PROBLEM STATEMENT
Do any lines in the data below contain "square"? If so, copy every one of them.

SOURCE DATA
=-=-=-=-=

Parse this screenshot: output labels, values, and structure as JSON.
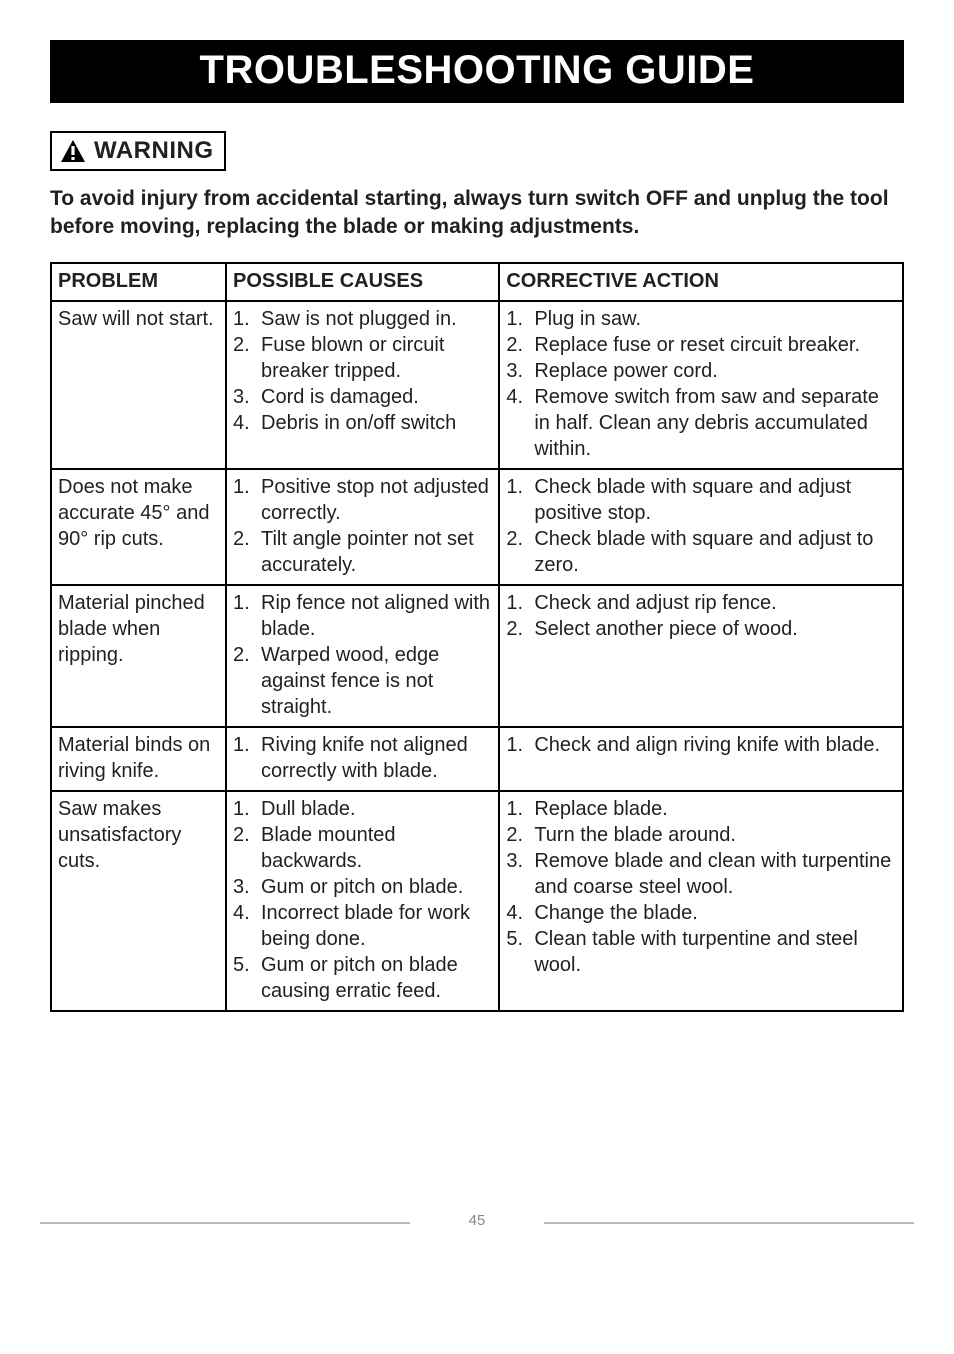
{
  "title": "TROUBLESHOOTING GUIDE",
  "warning_label": "WARNING",
  "intro": "To avoid injury from accidental starting, always turn switch OFF and unplug the tool before moving, replacing the blade or making adjustments.",
  "headers": {
    "c1": "PROBLEM",
    "c2": "POSSIBLE CAUSES",
    "c3": "CORRECTIVE ACTION"
  },
  "rows": [
    {
      "problem": "Saw will not start.",
      "causes": [
        "Saw is not plugged in.",
        "Fuse blown or circuit breaker tripped.",
        "Cord is damaged.",
        "Debris in on/off switch"
      ],
      "actions": [
        "Plug in saw.",
        "Replace fuse or reset circuit breaker.",
        "Replace power cord.",
        "Remove switch from saw and separate in half. Clean any debris accumulated within."
      ]
    },
    {
      "problem": "Does not make accurate 45° and 90° rip cuts.",
      "causes": [
        "Positive stop not adjusted correctly.",
        "Tilt angle pointer not set accurately."
      ],
      "actions": [
        "Check blade with square and adjust positive stop.",
        "Check blade with square and adjust to zero."
      ]
    },
    {
      "problem": "Material pinched blade when ripping.",
      "causes": [
        "Rip fence not aligned with blade.",
        "Warped wood, edge against fence is not straight."
      ],
      "actions": [
        "Check and adjust rip fence.",
        "Select another piece of wood."
      ]
    },
    {
      "problem": "Material binds on riving knife.",
      "causes": [
        "Riving knife not aligned correctly with blade."
      ],
      "actions": [
        "Check and align riving knife with blade."
      ]
    },
    {
      "problem": "Saw makes unsatisfactory cuts.",
      "causes": [
        "Dull blade.",
        "Blade mounted backwards.",
        "Gum or pitch on blade.",
        "Incorrect blade for work being done.",
        "Gum or pitch on blade causing erratic feed."
      ],
      "actions": [
        "Replace blade.",
        "Turn the blade around.",
        "Remove blade and clean with turpentine and coarse steel wool.",
        "Change the blade.",
        "Clean table with turpentine and steel wool."
      ]
    }
  ],
  "page_number": "45"
}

=-=-=-=-=

COMPLETE ANSWER
        "Check blade with square and adjust positive stop.",
        "Check blade with square and adjust to zero."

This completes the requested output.